> [Given request]: Please recast the records from the start through the line containing "list-item bbox=[188, 730, 353, 745]" as a Markdown table with the columns Row and Entry. Put a row number in the first column and the line in the second, and omit blank lines.

Items from a data source:
-- start --

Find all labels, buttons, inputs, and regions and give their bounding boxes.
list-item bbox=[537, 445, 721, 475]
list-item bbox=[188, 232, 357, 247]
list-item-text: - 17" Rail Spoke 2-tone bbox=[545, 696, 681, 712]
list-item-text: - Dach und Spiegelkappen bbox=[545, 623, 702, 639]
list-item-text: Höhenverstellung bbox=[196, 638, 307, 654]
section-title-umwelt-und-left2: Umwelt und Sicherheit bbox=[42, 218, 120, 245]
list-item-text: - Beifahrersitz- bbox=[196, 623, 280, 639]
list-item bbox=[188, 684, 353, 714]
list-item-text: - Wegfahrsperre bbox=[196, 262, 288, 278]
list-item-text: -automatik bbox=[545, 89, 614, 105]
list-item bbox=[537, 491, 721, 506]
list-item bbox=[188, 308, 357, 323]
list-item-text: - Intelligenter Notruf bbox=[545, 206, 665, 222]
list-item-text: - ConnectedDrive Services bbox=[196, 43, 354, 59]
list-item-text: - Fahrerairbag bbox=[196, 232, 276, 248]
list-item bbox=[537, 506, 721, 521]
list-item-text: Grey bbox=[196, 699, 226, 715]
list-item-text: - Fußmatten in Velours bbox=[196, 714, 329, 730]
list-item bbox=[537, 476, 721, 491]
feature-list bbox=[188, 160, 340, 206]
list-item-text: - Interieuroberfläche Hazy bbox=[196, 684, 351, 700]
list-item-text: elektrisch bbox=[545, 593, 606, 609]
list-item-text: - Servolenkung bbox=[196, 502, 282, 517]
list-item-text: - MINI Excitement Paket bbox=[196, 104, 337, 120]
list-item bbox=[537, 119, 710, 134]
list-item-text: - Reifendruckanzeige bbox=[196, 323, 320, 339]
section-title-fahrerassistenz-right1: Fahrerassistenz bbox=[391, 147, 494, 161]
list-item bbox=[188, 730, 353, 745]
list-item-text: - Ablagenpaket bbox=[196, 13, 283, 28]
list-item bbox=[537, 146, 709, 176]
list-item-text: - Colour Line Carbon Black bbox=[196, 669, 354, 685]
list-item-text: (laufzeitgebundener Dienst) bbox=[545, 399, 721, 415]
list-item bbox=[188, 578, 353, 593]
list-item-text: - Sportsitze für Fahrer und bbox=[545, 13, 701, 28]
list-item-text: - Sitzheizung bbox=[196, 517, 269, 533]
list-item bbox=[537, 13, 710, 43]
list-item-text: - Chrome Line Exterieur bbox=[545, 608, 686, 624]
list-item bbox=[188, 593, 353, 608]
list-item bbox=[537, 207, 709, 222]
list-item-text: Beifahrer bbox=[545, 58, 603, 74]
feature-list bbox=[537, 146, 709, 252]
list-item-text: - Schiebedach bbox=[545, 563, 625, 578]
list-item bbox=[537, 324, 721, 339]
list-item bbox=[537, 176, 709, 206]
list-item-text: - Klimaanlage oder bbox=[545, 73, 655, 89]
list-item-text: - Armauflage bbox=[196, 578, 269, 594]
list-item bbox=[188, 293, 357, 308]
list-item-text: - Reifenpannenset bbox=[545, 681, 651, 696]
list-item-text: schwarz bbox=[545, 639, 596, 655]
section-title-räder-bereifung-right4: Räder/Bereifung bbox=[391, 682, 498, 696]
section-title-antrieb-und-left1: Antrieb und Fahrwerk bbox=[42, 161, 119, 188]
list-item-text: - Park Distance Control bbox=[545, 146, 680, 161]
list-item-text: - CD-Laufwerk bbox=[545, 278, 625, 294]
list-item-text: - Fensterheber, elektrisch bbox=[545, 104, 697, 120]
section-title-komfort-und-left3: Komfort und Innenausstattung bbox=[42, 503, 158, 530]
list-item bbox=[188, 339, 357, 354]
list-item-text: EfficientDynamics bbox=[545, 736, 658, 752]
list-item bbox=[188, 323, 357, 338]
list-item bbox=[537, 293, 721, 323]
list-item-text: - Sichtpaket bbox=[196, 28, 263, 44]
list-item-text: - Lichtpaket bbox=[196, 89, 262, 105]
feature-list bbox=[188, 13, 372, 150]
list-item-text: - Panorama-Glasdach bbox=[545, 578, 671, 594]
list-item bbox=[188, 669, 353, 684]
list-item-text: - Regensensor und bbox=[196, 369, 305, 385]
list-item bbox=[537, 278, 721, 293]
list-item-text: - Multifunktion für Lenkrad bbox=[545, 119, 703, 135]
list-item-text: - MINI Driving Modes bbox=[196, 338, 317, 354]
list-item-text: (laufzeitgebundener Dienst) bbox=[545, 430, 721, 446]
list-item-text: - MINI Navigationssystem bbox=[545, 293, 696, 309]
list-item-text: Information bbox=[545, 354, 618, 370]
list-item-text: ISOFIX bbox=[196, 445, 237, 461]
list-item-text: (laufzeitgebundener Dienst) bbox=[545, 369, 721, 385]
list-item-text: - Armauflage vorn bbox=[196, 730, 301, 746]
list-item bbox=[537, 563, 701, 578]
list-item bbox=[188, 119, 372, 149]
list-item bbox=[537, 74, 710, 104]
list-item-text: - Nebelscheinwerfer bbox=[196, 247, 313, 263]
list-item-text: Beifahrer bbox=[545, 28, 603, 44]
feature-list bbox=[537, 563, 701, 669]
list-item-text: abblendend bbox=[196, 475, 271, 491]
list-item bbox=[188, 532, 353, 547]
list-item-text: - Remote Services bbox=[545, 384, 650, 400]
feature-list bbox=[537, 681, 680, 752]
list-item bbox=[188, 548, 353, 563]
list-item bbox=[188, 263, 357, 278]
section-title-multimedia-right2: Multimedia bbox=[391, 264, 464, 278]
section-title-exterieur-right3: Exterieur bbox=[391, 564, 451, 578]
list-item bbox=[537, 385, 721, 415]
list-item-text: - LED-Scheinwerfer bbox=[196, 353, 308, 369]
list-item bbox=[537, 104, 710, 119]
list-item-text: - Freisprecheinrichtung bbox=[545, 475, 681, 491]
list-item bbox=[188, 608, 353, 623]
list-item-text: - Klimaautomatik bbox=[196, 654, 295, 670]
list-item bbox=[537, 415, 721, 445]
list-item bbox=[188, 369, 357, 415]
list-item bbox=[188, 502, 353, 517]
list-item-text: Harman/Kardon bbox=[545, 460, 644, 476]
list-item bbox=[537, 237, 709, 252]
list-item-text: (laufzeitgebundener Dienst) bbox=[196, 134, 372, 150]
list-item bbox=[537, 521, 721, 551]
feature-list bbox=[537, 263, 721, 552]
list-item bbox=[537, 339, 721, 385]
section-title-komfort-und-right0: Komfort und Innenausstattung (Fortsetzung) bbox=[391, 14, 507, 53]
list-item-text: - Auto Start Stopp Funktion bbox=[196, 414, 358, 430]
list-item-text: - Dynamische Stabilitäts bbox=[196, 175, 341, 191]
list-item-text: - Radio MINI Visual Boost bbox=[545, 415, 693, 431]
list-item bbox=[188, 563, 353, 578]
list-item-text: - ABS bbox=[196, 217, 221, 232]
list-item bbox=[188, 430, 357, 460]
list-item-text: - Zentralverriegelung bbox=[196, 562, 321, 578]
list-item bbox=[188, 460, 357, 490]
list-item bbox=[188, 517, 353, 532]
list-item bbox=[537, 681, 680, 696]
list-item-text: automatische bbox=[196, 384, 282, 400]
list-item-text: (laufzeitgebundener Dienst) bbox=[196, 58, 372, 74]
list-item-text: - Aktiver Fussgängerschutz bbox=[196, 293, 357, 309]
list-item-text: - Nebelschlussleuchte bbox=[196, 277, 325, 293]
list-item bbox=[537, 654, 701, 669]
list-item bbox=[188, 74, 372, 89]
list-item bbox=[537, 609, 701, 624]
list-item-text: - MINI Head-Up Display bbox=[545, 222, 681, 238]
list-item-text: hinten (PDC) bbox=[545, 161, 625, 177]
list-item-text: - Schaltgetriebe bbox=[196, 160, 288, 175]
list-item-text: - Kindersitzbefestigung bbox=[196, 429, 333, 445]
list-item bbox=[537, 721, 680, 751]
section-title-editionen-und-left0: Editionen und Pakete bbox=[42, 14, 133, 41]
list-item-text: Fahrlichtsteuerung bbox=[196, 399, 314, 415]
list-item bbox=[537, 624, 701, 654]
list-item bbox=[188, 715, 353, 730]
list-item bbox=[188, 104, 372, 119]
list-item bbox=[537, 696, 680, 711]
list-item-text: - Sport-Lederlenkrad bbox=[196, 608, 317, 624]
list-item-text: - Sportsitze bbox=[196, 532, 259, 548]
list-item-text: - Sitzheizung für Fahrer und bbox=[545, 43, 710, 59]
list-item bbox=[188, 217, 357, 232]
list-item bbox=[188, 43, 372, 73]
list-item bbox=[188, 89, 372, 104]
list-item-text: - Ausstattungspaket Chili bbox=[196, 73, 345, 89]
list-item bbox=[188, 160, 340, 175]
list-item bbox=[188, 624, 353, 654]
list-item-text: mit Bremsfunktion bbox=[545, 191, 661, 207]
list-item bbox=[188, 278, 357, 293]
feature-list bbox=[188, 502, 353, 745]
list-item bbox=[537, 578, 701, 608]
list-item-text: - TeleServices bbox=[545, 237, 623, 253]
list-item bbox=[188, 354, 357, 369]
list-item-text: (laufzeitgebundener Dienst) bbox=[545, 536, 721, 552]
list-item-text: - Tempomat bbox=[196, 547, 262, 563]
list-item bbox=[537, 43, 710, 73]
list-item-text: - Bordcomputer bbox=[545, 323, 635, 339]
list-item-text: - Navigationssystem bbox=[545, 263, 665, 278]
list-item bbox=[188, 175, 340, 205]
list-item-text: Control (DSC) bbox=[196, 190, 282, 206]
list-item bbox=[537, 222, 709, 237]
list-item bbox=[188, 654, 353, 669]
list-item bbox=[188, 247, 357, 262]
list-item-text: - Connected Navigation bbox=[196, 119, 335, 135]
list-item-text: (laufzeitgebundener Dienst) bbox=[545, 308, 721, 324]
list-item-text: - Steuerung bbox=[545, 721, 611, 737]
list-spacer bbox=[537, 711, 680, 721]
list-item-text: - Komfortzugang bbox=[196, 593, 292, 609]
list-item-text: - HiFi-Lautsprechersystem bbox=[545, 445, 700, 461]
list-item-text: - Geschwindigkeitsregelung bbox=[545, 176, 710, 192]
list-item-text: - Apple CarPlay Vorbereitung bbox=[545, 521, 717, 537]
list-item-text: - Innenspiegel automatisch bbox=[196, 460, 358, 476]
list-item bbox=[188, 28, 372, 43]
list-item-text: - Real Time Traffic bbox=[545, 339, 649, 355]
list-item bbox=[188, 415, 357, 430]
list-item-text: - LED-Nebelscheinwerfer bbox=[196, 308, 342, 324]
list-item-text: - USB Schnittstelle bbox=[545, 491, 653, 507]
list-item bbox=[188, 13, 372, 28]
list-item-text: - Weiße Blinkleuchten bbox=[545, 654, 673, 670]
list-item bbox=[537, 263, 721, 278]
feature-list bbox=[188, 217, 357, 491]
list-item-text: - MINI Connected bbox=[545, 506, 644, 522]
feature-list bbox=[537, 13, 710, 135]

-- end --

> [The solution]:
| Row | Entry |
|---|---|
| 1 | Find all labels, buttons, inputs, and regions and give their bounding boxes. |
| 2 | list-item bbox=[537, 445, 721, 475] |
| 3 | list-item bbox=[188, 232, 357, 247] |
| 4 | list-item-text: - 17" Rail Spoke 2-tone bbox=[545, 696, 681, 712] |
| 5 | list-item-text: - Dach und Spiegelkappen bbox=[545, 623, 702, 639] |
| 6 | list-item-text: Höhenverstellung bbox=[196, 638, 307, 654] |
| 7 | section-title-umwelt-und-left2: Umwelt und Sicherheit bbox=[42, 218, 120, 245] |
| 8 | list-item-text: - Beifahrersitz- bbox=[196, 623, 280, 639] |
| 9 | list-item bbox=[188, 684, 353, 714] |
| 10 | list-item-text: - Wegfahrsperre bbox=[196, 262, 288, 278] |
| 11 | list-item-text: -automatik bbox=[545, 89, 614, 105] |
| 12 | list-item bbox=[537, 491, 721, 506] |
| 13 | list-item bbox=[188, 308, 357, 323] |
| 14 | list-item-text: - Intelligenter Notruf bbox=[545, 206, 665, 222] |
| 15 | list-item-text: - ConnectedDrive Services bbox=[196, 43, 354, 59] |
| 16 | list-item-text: - Fahrerairbag bbox=[196, 232, 276, 248] |
| 17 | list-item bbox=[537, 506, 721, 521] |
| 18 | list-item-text: Grey bbox=[196, 699, 226, 715] |
| 19 | list-item-text: - Fußmatten in Velours bbox=[196, 714, 329, 730] |
| 20 | list-item bbox=[537, 476, 721, 491] |
| 21 | feature-list bbox=[188, 160, 340, 206] |
| 22 | list-item-text: - Interieuroberfläche Hazy bbox=[196, 684, 351, 700] |
| 23 | list-item-text: elektrisch bbox=[545, 593, 606, 609] |
| 24 | list-item-text: - Servolenkung bbox=[196, 502, 282, 517] |
| 25 | list-item-text: - MINI Excitement Paket bbox=[196, 104, 337, 120] |
| 26 | list-item bbox=[537, 119, 710, 134] |
| 27 | list-item-text: - Reifendruckanzeige bbox=[196, 323, 320, 339] |
| 28 | section-title-fahrerassistenz-right1: Fahrerassistenz bbox=[391, 147, 494, 161] |
| 29 | list-item bbox=[188, 730, 353, 745] |